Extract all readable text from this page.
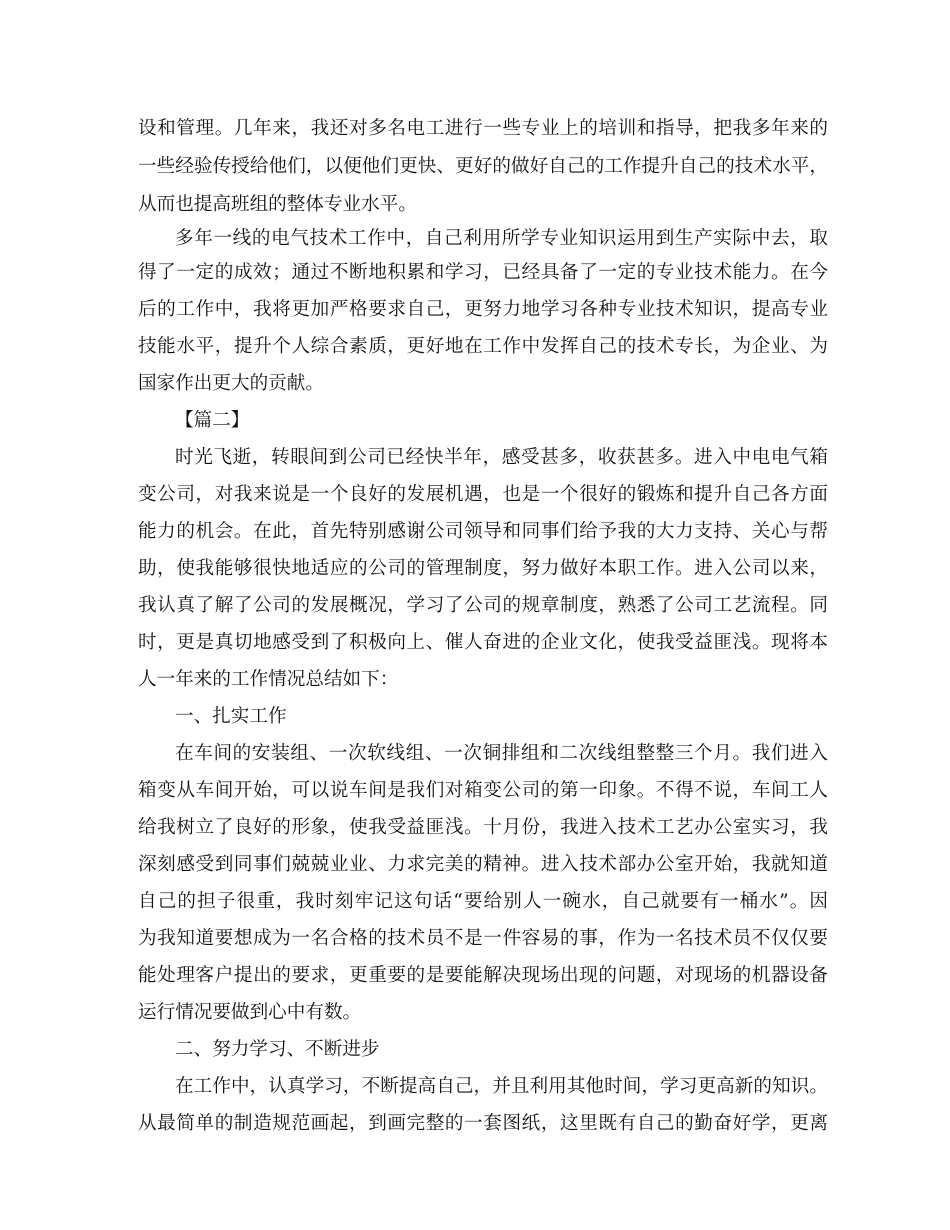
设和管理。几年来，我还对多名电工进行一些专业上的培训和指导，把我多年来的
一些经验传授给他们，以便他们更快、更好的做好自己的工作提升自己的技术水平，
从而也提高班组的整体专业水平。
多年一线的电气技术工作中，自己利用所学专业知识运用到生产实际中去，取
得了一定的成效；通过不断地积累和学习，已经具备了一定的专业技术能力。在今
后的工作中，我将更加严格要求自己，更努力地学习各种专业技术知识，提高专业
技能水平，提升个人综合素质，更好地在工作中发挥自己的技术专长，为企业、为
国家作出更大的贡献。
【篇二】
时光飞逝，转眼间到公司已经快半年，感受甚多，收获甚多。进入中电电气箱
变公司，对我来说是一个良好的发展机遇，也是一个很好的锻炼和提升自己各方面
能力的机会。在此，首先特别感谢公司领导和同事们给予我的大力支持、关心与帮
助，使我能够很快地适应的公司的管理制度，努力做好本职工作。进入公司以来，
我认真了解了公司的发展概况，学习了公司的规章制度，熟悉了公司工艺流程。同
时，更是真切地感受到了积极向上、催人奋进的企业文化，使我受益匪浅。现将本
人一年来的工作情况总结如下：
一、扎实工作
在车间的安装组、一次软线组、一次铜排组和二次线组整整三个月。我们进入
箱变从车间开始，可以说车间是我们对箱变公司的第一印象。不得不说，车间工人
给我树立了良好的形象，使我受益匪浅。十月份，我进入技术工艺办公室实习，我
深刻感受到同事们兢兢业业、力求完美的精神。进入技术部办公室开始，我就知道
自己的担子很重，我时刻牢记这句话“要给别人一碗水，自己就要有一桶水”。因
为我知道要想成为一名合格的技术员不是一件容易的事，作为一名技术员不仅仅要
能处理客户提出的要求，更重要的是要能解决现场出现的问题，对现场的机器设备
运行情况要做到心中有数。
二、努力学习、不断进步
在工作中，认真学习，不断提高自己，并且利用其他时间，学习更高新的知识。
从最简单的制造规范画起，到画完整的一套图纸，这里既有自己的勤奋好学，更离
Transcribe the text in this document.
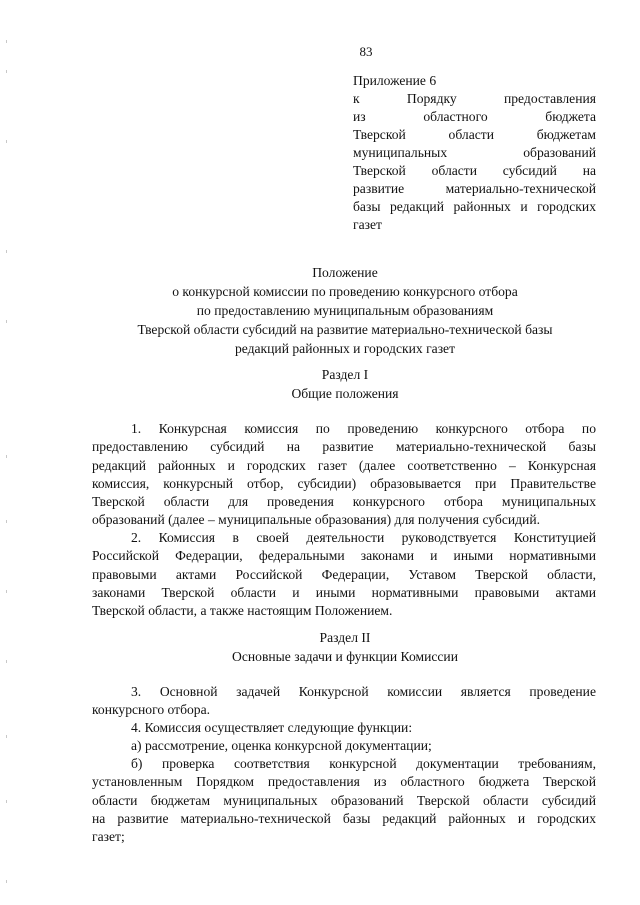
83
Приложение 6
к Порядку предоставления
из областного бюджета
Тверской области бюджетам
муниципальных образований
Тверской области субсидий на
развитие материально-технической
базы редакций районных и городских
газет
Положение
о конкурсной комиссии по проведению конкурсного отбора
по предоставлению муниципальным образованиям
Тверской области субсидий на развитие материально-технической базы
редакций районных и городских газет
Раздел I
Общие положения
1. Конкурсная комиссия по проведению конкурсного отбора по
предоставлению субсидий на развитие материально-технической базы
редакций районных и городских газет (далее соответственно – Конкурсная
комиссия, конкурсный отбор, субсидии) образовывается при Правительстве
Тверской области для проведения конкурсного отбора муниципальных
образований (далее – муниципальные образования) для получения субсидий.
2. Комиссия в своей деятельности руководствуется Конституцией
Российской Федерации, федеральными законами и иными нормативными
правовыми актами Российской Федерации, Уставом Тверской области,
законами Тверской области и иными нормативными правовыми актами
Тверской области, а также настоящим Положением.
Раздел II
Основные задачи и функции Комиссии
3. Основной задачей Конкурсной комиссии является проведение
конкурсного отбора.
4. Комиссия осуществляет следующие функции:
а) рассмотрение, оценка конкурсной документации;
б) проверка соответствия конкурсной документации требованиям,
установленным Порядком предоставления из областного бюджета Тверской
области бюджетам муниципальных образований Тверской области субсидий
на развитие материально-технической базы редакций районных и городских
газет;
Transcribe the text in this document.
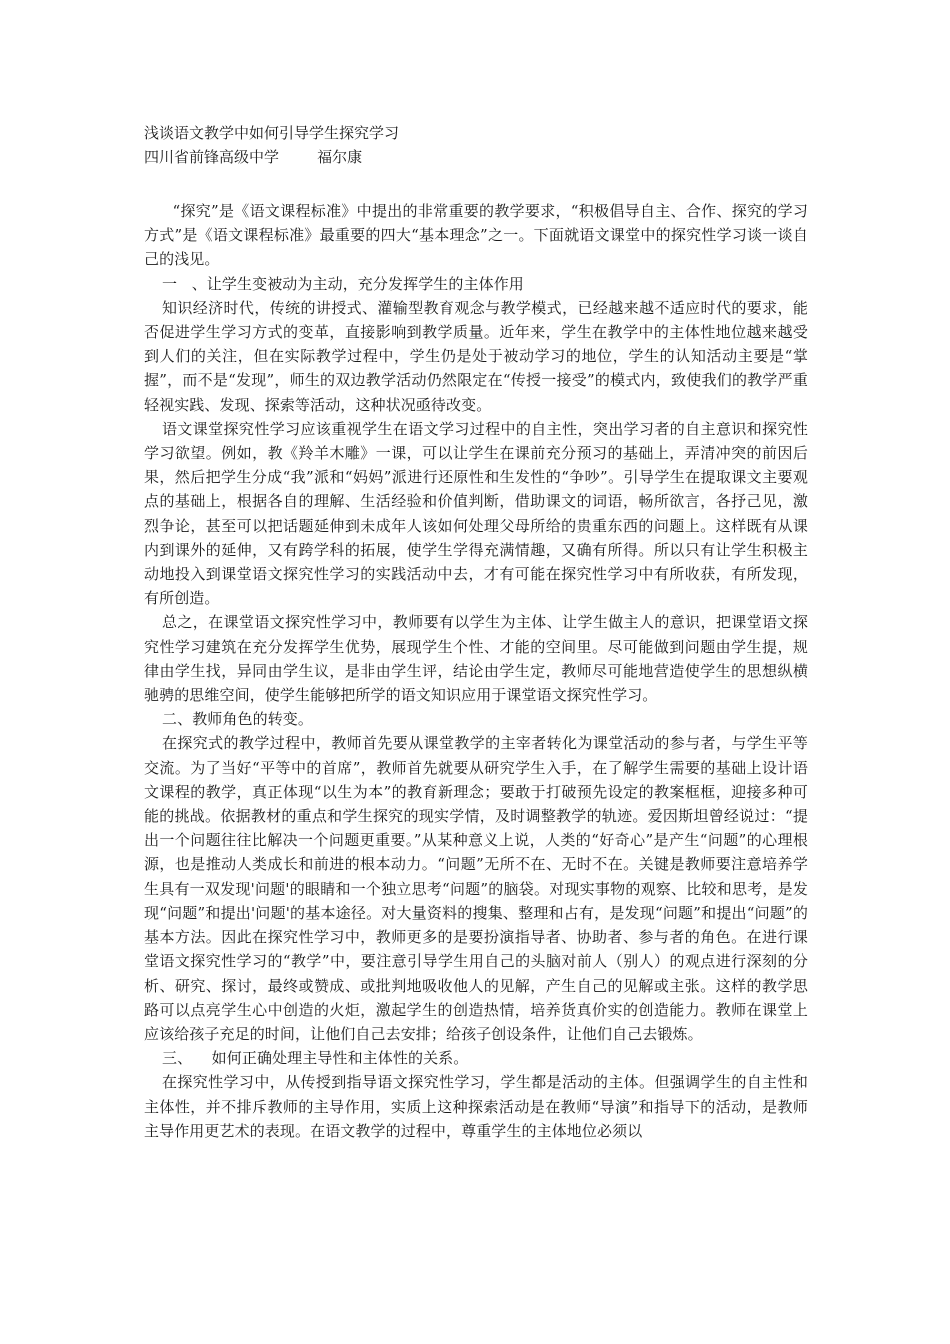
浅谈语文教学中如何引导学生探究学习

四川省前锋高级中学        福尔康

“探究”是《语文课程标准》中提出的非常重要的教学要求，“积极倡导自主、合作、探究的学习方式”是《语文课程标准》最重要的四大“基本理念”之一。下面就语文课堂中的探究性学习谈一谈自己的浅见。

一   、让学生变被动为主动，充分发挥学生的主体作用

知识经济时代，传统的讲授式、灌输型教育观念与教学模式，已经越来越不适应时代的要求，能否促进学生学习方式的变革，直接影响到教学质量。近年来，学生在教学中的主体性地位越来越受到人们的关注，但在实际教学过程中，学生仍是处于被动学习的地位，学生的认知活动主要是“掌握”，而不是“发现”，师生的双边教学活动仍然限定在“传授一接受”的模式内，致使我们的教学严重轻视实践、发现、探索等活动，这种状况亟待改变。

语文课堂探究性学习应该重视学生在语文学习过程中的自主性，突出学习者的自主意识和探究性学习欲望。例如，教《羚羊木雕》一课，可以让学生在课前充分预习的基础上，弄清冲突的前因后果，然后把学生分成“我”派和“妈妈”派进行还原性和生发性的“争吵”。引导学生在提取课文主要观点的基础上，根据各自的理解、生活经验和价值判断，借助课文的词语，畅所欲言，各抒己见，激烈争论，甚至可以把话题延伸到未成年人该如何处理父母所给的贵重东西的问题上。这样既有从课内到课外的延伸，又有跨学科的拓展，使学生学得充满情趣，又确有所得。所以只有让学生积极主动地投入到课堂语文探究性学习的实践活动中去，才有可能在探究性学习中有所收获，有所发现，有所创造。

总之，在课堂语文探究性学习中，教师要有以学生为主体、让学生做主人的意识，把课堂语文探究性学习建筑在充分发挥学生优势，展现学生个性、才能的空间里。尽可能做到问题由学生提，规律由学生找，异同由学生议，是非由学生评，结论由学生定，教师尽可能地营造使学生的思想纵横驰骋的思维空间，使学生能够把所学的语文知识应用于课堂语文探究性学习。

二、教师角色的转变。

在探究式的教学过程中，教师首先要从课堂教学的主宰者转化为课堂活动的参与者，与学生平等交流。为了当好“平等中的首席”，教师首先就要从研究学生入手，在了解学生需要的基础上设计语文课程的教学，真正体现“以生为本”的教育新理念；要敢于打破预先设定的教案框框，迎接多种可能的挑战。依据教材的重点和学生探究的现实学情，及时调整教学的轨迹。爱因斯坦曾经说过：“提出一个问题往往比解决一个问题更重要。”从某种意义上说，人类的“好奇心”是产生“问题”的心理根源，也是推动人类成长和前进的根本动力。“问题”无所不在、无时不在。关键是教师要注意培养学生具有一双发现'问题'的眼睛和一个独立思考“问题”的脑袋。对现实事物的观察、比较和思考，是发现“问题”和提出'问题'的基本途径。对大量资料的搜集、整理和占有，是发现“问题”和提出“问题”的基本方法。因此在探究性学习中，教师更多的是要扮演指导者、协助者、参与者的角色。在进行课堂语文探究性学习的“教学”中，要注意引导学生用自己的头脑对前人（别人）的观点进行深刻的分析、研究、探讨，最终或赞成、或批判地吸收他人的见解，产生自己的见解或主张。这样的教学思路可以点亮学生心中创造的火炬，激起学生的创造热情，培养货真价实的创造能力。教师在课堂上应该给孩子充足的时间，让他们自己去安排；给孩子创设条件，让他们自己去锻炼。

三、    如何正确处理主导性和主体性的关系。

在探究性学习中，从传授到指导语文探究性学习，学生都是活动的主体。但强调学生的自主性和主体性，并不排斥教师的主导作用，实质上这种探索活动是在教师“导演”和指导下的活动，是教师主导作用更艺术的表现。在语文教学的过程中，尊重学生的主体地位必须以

==================================================

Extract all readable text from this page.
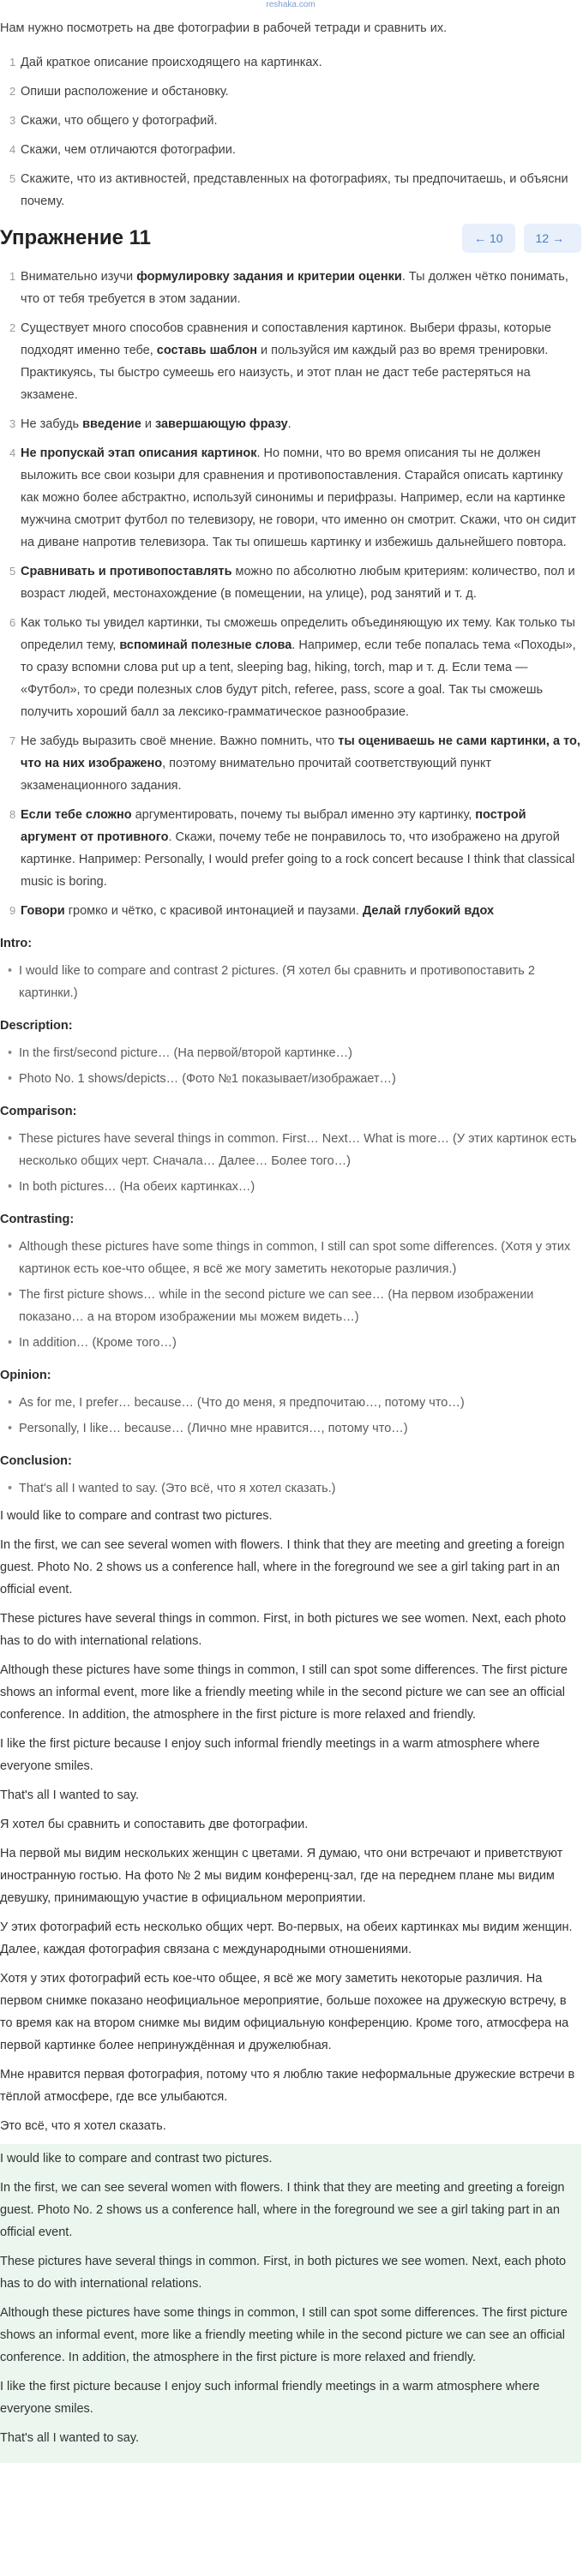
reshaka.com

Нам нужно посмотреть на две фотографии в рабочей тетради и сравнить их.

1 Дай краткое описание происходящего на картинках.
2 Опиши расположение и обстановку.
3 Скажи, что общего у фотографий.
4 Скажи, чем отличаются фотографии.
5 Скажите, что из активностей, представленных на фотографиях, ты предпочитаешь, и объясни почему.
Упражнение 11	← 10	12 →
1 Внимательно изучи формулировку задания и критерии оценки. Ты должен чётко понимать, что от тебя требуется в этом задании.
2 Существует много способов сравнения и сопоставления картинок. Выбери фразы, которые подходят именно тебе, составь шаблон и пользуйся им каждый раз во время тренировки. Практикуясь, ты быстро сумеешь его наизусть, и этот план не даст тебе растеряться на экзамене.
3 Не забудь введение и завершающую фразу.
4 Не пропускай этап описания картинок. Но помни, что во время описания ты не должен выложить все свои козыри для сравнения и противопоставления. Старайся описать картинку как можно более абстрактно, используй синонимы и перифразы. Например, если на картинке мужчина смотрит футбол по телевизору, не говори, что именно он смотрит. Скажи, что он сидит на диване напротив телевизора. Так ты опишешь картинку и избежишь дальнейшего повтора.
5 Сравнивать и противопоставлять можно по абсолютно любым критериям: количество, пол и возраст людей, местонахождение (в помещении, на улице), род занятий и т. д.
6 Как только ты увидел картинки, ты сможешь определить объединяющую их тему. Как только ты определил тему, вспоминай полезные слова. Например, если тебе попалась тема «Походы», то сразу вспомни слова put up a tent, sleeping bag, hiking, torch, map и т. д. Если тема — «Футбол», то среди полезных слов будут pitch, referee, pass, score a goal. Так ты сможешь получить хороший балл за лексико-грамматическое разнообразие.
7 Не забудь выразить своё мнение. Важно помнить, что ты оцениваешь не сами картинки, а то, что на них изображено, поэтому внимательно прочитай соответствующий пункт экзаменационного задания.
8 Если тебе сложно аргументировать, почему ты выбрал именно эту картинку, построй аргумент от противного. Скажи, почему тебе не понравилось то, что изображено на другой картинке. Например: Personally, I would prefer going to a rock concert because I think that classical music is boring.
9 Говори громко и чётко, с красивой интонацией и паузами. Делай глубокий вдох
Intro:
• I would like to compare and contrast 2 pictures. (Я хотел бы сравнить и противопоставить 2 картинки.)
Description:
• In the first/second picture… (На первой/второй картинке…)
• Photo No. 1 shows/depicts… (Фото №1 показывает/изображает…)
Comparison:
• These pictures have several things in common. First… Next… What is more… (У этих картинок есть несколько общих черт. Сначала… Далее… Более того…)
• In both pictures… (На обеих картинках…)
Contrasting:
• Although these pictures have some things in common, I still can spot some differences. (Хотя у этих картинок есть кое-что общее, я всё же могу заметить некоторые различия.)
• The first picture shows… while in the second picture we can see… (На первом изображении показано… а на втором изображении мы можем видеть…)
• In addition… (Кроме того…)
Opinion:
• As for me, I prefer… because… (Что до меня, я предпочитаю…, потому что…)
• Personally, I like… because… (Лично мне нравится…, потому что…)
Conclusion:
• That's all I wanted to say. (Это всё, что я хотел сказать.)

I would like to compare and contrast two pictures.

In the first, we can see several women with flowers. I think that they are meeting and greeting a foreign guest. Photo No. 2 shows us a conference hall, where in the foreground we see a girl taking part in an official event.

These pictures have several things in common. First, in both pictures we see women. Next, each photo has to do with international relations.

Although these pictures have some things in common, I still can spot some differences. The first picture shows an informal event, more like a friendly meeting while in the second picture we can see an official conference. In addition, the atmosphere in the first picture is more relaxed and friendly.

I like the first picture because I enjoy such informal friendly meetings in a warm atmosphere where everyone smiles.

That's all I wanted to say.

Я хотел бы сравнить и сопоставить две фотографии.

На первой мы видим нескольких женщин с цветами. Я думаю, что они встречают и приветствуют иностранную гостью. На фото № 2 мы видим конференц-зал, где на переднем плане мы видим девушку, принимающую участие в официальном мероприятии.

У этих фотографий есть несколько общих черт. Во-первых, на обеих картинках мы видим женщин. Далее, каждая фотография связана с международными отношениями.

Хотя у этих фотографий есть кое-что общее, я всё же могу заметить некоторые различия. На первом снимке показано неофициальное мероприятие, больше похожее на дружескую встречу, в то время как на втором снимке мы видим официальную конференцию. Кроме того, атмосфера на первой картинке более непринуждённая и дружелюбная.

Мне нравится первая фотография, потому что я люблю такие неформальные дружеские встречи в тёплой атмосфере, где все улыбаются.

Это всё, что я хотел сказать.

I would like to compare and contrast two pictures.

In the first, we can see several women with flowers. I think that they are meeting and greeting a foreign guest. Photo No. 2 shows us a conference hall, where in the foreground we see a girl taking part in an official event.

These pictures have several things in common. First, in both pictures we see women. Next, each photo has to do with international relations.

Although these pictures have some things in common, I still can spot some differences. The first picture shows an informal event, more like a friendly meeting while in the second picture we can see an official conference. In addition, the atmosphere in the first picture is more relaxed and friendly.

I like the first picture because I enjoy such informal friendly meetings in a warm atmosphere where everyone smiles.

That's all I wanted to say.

==================================================

What is the number of lines in this material that hold the string "образований"? Answer with that number only.

3